## [Work to do]
Strip the pictures and reproduce the rest of the listing exactly.

[Stored data]
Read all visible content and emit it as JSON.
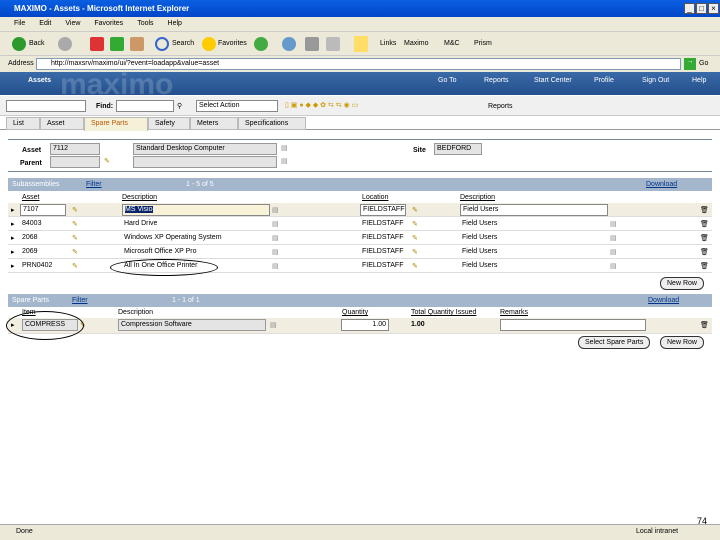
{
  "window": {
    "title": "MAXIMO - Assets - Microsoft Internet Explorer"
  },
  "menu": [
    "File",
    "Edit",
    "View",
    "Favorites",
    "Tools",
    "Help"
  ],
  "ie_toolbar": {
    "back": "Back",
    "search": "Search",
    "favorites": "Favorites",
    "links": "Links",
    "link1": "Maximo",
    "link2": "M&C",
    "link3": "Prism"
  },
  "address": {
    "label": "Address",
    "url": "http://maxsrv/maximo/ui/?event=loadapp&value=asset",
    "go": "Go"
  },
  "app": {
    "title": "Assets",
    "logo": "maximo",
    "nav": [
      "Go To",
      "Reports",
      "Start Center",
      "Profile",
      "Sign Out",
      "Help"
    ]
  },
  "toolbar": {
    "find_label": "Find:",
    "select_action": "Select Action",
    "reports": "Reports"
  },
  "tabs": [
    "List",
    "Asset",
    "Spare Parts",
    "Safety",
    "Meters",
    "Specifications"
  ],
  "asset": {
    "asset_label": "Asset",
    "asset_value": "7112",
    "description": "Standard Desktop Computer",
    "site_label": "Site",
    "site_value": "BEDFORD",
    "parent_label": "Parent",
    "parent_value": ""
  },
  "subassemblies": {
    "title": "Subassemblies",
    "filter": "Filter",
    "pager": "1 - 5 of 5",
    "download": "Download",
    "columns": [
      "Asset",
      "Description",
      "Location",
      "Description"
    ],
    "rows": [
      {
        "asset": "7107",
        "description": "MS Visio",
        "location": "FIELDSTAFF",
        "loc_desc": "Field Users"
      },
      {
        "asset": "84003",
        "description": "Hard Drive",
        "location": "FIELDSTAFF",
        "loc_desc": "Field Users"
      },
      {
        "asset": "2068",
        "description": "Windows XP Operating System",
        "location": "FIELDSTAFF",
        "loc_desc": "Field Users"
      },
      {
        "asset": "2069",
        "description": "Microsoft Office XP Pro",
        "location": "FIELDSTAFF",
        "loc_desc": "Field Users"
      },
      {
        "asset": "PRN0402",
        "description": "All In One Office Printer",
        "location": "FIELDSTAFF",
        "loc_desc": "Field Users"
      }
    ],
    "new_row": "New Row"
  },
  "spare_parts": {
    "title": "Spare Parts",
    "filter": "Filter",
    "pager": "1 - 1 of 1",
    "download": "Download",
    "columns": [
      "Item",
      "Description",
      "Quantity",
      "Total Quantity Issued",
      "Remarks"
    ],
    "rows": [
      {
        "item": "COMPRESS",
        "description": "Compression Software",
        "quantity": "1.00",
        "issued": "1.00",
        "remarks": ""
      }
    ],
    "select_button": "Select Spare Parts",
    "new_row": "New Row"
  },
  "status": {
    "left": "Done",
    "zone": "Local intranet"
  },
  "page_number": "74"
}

## [Exercise answer]
Read all visible content and emit it as JSON.
{
  "window": {
    "title": "MAXIMO - Assets - Microsoft Internet Explorer"
  },
  "menu": [
    "File",
    "Edit",
    "View",
    "Favorites",
    "Tools",
    "Help"
  ],
  "ie_toolbar": {
    "back": "Back",
    "search": "Search",
    "favorites": "Favorites",
    "links": "Links",
    "link1": "Maximo",
    "link2": "M&C",
    "link3": "Prism"
  },
  "address": {
    "label": "Address",
    "url": "http://maxsrv/maximo/ui/?event=loadapp&value=asset",
    "go": "Go"
  },
  "app": {
    "title": "Assets",
    "logo": "maximo",
    "nav": [
      "Go To",
      "Reports",
      "Start Center",
      "Profile",
      "Sign Out",
      "Help"
    ]
  },
  "toolbar": {
    "find_label": "Find:",
    "select_action": "Select Action",
    "reports": "Reports"
  },
  "tabs": [
    "List",
    "Asset",
    "Spare Parts",
    "Safety",
    "Meters",
    "Specifications"
  ],
  "asset": {
    "asset_label": "Asset",
    "asset_value": "7112",
    "description": "Standard Desktop Computer",
    "site_label": "Site",
    "site_value": "BEDFORD",
    "parent_label": "Parent",
    "parent_value": ""
  },
  "subassemblies": {
    "title": "Subassemblies",
    "filter": "Filter",
    "pager": "1 - 5 of 5",
    "download": "Download",
    "columns": [
      "Asset",
      "Description",
      "Location",
      "Description"
    ],
    "rows": [
      {
        "asset": "7107",
        "description": "MS Visio",
        "location": "FIELDSTAFF",
        "loc_desc": "Field Users"
      },
      {
        "asset": "84003",
        "description": "Hard Drive",
        "location": "FIELDSTAFF",
        "loc_desc": "Field Users"
      },
      {
        "asset": "2068",
        "description": "Windows XP Operating System",
        "location": "FIELDSTAFF",
        "loc_desc": "Field Users"
      },
      {
        "asset": "2069",
        "description": "Microsoft Office XP Pro",
        "location": "FIELDSTAFF",
        "loc_desc": "Field Users"
      },
      {
        "asset": "PRN0402",
        "description": "All In One Office Printer",
        "location": "FIELDSTAFF",
        "loc_desc": "Field Users"
      }
    ],
    "new_row": "New Row"
  },
  "spare_parts": {
    "title": "Spare Parts",
    "filter": "Filter",
    "pager": "1 - 1 of 1",
    "download": "Download",
    "columns": [
      "Item",
      "Description",
      "Quantity",
      "Total Quantity Issued",
      "Remarks"
    ],
    "rows": [
      {
        "item": "COMPRESS",
        "description": "Compression Software",
        "quantity": "1.00",
        "issued": "1.00",
        "remarks": ""
      }
    ],
    "select_button": "Select Spare Parts",
    "new_row": "New Row"
  },
  "status": {
    "left": "Done",
    "zone": "Local intranet"
  },
  "page_number": "74"
}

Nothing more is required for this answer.